### TASK TO COMPLETE
What follows is a block of records; reproduce all of it verbatim.

### ITEMS
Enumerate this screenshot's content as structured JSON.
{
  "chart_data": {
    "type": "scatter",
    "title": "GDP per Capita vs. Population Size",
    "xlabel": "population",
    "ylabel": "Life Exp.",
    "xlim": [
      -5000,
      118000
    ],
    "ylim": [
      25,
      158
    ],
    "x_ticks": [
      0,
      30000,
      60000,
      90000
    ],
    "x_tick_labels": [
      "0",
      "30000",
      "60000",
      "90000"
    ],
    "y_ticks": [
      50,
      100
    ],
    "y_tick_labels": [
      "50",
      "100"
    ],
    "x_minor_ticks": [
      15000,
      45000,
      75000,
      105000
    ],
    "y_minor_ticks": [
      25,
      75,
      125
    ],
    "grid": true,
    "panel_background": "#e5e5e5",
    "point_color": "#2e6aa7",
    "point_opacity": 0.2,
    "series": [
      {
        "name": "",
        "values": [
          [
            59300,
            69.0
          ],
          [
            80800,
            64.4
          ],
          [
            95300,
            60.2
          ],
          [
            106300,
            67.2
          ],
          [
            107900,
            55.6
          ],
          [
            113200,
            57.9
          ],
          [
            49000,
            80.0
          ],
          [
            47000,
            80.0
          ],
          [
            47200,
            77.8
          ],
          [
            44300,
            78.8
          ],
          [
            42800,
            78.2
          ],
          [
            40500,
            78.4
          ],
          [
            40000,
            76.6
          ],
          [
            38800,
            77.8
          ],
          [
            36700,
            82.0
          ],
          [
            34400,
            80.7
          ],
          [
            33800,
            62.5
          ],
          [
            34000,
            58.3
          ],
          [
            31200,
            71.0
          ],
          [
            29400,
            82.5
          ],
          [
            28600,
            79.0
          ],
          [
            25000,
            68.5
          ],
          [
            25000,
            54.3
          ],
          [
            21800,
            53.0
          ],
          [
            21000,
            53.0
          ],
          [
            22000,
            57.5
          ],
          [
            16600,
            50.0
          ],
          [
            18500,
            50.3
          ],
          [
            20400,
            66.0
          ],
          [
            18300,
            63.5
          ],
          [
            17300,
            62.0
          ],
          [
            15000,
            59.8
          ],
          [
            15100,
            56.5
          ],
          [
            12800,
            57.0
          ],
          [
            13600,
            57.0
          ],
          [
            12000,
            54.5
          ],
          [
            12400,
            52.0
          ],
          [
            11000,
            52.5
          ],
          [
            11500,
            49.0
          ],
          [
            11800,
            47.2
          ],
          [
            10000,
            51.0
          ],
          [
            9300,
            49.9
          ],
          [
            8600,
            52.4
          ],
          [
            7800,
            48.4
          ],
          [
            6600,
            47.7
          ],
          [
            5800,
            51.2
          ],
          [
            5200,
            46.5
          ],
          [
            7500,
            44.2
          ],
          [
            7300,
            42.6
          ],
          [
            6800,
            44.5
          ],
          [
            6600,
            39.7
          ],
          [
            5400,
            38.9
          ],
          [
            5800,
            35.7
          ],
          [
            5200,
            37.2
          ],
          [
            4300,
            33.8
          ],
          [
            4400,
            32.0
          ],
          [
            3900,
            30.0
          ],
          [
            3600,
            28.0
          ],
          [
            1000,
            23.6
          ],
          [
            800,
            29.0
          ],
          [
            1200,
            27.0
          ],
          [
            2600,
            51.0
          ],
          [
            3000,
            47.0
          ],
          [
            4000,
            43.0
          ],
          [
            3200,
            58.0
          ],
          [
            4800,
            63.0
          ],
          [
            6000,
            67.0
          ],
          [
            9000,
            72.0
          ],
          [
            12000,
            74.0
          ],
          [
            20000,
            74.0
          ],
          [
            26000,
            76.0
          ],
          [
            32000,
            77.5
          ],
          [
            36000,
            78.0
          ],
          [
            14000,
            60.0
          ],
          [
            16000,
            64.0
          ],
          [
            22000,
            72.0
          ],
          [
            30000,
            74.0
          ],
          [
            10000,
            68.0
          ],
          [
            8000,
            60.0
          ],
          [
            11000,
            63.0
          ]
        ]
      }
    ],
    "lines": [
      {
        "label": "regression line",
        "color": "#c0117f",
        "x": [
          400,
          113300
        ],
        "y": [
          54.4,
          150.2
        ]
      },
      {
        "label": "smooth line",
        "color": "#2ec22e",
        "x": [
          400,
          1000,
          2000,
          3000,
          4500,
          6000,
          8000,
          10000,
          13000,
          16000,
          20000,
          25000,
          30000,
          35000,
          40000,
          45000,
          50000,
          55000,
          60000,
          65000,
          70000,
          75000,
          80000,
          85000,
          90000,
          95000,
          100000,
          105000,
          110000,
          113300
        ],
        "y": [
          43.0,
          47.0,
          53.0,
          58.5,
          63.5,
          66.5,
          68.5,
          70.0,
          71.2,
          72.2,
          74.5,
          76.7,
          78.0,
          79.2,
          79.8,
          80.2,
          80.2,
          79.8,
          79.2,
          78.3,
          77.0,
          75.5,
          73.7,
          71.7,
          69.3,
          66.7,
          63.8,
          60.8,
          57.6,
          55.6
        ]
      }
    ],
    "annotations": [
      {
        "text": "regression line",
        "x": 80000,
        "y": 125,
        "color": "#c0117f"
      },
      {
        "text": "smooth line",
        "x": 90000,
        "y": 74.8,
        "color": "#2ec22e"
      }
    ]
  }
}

### ANSWER IN FULL
Enumerate this screenshot's content as structured JSON.
{
  "chart_data": {
    "type": "scatter",
    "title": "GDP per Capita vs. Population Size",
    "xlabel": "population",
    "ylabel": "Life Exp.",
    "xlim": [
      -5000,
      118000
    ],
    "ylim": [
      25,
      158
    ],
    "x_ticks": [
      0,
      30000,
      60000,
      90000
    ],
    "x_tick_labels": [
      "0",
      "30000",
      "60000",
      "90000"
    ],
    "y_ticks": [
      50,
      100
    ],
    "y_tick_labels": [
      "50",
      "100"
    ],
    "x_minor_ticks": [
      15000,
      45000,
      75000,
      105000
    ],
    "y_minor_ticks": [
      25,
      75,
      125
    ],
    "grid": true,
    "panel_background": "#e5e5e5",
    "point_color": "#2e6aa7",
    "point_opacity": 0.2,
    "series": [
      {
        "name": "",
        "values": [
          [
            59300,
            69.0
          ],
          [
            80800,
            64.4
          ],
          [
            95300,
            60.2
          ],
          [
            106300,
            67.2
          ],
          [
            107900,
            55.6
          ],
          [
            113200,
            57.9
          ],
          [
            49000,
            80.0
          ],
          [
            47000,
            80.0
          ],
          [
            47200,
            77.8
          ],
          [
            44300,
            78.8
          ],
          [
            42800,
            78.2
          ],
          [
            40500,
            78.4
          ],
          [
            40000,
            76.6
          ],
          [
            38800,
            77.8
          ],
          [
            36700,
            82.0
          ],
          [
            34400,
            80.7
          ],
          [
            33800,
            62.5
          ],
          [
            34000,
            58.3
          ],
          [
            31200,
            71.0
          ],
          [
            29400,
            82.5
          ],
          [
            28600,
            79.0
          ],
          [
            25000,
            68.5
          ],
          [
            25000,
            54.3
          ],
          [
            21800,
            53.0
          ],
          [
            21000,
            53.0
          ],
          [
            22000,
            57.5
          ],
          [
            16600,
            50.0
          ],
          [
            18500,
            50.3
          ],
          [
            20400,
            66.0
          ],
          [
            18300,
            63.5
          ],
          [
            17300,
            62.0
          ],
          [
            15000,
            59.8
          ],
          [
            15100,
            56.5
          ],
          [
            12800,
            57.0
          ],
          [
            13600,
            57.0
          ],
          [
            12000,
            54.5
          ],
          [
            12400,
            52.0
          ],
          [
            11000,
            52.5
          ],
          [
            11500,
            49.0
          ],
          [
            11800,
            47.2
          ],
          [
            10000,
            51.0
          ],
          [
            9300,
            49.9
          ],
          [
            8600,
            52.4
          ],
          [
            7800,
            48.4
          ],
          [
            6600,
            47.7
          ],
          [
            5800,
            51.2
          ],
          [
            5200,
            46.5
          ],
          [
            7500,
            44.2
          ],
          [
            7300,
            42.6
          ],
          [
            6800,
            44.5
          ],
          [
            6600,
            39.7
          ],
          [
            5400,
            38.9
          ],
          [
            5800,
            35.7
          ],
          [
            5200,
            37.2
          ],
          [
            4300,
            33.8
          ],
          [
            4400,
            32.0
          ],
          [
            3900,
            30.0
          ],
          [
            3600,
            28.0
          ],
          [
            1000,
            23.6
          ],
          [
            800,
            29.0
          ],
          [
            1200,
            27.0
          ],
          [
            2600,
            51.0
          ],
          [
            3000,
            47.0
          ],
          [
            4000,
            43.0
          ],
          [
            3200,
            58.0
          ],
          [
            4800,
            63.0
          ],
          [
            6000,
            67.0
          ],
          [
            9000,
            72.0
          ],
          [
            12000,
            74.0
          ],
          [
            20000,
            74.0
          ],
          [
            26000,
            76.0
          ],
          [
            32000,
            77.5
          ],
          [
            36000,
            78.0
          ],
          [
            14000,
            60.0
          ],
          [
            16000,
            64.0
          ],
          [
            22000,
            72.0
          ],
          [
            30000,
            74.0
          ],
          [
            10000,
            68.0
          ],
          [
            8000,
            60.0
          ],
          [
            11000,
            63.0
          ]
        ]
      }
    ],
    "lines": [
      {
        "label": "regression line",
        "color": "#c0117f",
        "x": [
          400,
          113300
        ],
        "y": [
          54.4,
          150.2
        ]
      },
      {
        "label": "smooth line",
        "color": "#2ec22e",
        "x": [
          400,
          1000,
          2000,
          3000,
          4500,
          6000,
          8000,
          10000,
          13000,
          16000,
          20000,
          25000,
          30000,
          35000,
          40000,
          45000,
          50000,
          55000,
          60000,
          65000,
          70000,
          75000,
          80000,
          85000,
          90000,
          95000,
          100000,
          105000,
          110000,
          113300
        ],
        "y": [
          43.0,
          47.0,
          53.0,
          58.5,
          63.5,
          66.5,
          68.5,
          70.0,
          71.2,
          72.2,
          74.5,
          76.7,
          78.0,
          79.2,
          79.8,
          80.2,
          80.2,
          79.8,
          79.2,
          78.3,
          77.0,
          75.5,
          73.7,
          71.7,
          69.3,
          66.7,
          63.8,
          60.8,
          57.6,
          55.6
        ]
      }
    ],
    "annotations": [
      {
        "text": "regression line",
        "x": 80000,
        "y": 125,
        "color": "#c0117f"
      },
      {
        "text": "smooth line",
        "x": 90000,
        "y": 74.8,
        "color": "#2ec22e"
      }
    ]
  }
}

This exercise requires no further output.